**STORED RECORDS**
========================================================================

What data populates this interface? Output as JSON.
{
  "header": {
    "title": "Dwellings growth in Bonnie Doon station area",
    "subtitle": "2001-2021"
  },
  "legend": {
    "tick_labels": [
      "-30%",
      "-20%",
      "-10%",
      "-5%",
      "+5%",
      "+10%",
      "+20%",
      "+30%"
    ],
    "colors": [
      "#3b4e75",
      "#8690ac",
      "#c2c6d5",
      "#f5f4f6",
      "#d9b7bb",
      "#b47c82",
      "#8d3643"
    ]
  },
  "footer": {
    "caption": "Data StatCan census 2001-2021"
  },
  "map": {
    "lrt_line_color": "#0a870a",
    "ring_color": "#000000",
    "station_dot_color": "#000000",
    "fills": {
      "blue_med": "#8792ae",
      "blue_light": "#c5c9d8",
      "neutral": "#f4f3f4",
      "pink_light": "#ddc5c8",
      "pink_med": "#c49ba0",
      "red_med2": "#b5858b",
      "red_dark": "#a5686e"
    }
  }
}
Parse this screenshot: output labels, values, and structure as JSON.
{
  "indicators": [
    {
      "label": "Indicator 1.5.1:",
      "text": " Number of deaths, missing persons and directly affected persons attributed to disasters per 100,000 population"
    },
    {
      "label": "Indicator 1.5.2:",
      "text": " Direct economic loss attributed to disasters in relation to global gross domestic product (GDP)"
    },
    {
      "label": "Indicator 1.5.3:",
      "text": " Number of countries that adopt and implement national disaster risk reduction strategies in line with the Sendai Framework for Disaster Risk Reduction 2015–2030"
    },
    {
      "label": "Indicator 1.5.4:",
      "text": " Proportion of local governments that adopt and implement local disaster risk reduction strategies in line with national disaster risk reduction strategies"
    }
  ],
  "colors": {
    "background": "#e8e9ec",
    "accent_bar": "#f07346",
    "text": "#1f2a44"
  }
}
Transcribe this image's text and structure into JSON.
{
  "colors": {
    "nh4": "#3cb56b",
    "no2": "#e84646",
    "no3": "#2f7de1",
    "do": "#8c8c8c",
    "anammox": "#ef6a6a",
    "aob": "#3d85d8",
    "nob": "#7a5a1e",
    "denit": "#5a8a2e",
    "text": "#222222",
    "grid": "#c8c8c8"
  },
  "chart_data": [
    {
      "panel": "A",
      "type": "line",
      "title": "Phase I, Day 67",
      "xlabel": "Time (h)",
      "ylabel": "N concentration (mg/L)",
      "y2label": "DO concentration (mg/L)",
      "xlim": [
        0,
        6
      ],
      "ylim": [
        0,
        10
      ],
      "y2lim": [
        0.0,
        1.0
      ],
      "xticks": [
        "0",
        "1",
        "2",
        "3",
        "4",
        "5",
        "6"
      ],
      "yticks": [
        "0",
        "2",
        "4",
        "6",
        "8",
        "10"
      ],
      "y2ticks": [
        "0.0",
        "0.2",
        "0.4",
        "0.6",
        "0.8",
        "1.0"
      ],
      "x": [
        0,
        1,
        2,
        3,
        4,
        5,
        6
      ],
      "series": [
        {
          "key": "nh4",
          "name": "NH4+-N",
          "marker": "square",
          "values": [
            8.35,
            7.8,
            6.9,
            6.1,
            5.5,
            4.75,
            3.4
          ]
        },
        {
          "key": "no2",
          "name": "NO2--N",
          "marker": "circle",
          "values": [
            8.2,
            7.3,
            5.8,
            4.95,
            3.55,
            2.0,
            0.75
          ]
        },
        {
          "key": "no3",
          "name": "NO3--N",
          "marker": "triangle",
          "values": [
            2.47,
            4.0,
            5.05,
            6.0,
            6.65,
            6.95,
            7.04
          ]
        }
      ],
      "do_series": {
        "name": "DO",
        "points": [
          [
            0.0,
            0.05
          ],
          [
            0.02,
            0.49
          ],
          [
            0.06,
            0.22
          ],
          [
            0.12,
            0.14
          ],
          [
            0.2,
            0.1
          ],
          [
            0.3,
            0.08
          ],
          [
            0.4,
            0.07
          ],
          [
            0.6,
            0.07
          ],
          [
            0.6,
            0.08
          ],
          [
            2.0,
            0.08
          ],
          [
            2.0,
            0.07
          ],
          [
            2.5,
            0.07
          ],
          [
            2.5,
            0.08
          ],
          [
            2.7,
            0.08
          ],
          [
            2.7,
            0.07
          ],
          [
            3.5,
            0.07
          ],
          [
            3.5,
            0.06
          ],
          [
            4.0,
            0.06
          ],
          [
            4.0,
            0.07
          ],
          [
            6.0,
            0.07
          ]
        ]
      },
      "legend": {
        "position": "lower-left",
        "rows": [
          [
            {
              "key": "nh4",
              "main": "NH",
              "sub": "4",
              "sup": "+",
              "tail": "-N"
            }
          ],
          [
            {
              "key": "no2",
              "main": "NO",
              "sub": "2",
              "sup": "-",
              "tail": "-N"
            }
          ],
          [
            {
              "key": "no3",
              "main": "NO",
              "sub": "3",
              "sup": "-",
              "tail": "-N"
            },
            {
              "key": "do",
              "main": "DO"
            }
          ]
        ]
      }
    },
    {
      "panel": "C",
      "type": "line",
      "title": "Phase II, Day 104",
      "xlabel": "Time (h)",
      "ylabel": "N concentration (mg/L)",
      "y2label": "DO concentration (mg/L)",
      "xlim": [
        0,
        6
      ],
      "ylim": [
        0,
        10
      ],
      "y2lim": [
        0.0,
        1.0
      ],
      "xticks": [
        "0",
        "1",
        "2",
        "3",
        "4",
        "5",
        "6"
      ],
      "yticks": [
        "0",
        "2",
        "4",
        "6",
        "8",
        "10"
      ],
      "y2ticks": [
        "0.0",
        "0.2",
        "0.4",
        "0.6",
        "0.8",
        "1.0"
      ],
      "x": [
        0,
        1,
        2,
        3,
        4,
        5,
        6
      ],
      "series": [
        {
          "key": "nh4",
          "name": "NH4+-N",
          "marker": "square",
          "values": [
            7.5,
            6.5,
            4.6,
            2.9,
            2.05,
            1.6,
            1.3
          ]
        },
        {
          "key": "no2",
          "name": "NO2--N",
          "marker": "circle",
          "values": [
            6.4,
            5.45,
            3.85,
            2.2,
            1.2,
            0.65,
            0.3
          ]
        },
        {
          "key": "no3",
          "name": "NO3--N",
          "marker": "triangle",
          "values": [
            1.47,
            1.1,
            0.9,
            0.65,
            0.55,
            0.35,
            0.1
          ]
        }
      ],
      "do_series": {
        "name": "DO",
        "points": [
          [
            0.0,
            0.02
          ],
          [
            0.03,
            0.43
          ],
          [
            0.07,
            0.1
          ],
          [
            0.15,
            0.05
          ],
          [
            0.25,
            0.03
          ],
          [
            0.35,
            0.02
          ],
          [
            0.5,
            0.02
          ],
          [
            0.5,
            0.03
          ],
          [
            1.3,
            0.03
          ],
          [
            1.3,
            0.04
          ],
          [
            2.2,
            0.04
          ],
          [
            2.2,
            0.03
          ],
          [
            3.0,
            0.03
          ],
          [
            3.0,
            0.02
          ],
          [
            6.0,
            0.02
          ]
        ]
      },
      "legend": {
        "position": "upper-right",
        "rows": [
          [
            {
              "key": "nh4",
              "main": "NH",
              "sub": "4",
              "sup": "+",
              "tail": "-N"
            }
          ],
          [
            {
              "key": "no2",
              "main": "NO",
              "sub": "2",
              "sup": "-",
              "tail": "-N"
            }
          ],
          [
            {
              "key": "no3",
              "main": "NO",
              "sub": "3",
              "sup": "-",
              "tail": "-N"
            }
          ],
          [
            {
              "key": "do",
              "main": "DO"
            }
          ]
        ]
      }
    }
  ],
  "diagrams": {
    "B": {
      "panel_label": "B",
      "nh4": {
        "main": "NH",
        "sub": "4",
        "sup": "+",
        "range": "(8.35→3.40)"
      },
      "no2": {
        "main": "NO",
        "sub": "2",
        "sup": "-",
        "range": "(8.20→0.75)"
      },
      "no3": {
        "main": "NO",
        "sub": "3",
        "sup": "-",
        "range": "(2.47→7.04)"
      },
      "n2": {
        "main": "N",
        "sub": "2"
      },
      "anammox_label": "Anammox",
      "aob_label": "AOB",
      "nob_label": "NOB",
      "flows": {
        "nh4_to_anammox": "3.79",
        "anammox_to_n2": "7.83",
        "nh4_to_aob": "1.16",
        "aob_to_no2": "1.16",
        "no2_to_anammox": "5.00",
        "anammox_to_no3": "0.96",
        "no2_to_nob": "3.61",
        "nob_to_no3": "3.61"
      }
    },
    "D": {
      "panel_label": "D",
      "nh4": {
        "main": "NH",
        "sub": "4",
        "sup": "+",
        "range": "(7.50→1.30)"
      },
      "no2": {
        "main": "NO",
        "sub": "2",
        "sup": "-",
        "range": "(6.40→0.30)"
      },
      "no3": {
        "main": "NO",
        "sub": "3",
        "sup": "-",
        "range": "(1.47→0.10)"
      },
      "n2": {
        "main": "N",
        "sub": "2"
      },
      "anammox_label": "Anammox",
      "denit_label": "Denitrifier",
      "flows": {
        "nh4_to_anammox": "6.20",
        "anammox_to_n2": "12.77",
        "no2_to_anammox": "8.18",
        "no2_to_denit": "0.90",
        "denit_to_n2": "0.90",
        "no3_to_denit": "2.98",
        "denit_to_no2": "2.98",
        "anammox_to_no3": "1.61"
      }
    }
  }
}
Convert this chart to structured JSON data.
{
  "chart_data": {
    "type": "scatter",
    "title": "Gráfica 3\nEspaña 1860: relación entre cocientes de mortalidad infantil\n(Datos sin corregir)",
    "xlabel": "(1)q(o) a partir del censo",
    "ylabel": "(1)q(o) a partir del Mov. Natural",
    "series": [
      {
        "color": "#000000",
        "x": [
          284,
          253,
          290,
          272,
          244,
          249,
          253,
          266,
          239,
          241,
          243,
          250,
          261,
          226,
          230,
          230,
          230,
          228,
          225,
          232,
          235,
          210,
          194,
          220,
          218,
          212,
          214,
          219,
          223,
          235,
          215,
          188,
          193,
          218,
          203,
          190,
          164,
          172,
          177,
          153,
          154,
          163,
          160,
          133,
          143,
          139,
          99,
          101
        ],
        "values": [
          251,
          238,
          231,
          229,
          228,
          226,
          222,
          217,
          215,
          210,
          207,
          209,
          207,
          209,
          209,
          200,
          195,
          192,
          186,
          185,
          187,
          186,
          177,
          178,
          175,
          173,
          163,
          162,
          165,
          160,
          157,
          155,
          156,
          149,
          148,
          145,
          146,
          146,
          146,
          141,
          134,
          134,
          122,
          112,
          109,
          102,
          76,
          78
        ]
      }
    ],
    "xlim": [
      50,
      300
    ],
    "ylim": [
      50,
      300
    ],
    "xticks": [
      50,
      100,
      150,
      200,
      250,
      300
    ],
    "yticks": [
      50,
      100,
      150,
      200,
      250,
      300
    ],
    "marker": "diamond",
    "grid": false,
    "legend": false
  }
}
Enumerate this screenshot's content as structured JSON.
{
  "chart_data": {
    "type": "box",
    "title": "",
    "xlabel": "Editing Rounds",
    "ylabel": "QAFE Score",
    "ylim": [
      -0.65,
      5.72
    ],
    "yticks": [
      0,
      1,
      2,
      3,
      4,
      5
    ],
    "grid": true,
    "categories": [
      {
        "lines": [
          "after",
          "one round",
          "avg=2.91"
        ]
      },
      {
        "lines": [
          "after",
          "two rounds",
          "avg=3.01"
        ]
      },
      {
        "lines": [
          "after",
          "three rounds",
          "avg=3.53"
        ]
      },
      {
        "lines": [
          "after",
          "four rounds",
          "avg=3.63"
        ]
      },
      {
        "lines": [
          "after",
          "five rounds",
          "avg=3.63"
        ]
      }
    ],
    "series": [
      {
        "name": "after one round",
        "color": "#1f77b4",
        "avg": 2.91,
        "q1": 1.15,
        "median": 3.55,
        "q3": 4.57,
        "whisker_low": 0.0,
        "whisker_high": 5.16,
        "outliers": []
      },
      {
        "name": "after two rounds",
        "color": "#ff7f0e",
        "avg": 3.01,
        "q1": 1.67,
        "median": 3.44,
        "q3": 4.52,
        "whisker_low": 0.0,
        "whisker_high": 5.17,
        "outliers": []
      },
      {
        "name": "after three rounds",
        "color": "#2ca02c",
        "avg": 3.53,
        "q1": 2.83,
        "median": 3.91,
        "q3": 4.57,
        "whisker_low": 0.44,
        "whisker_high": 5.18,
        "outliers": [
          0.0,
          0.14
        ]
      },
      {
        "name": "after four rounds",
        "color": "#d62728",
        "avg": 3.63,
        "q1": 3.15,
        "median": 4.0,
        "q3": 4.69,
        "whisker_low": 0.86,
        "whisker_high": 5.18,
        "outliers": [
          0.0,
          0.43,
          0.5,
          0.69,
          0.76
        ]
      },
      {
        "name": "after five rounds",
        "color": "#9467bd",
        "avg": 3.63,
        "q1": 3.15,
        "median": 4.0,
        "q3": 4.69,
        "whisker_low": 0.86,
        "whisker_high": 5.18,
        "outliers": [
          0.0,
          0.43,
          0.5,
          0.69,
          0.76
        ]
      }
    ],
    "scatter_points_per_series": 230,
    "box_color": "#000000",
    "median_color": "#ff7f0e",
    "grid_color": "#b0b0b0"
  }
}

========================================================================

**YOUR INSTRUCTIONS**
Search the listing for the word "partir". Copy every line in which it occurs.

**OUTPUT**
    "xlabel": "(1)q(o) a partir del censo",
    "ylabel": "(1)q(o) a partir del Mov. Natural",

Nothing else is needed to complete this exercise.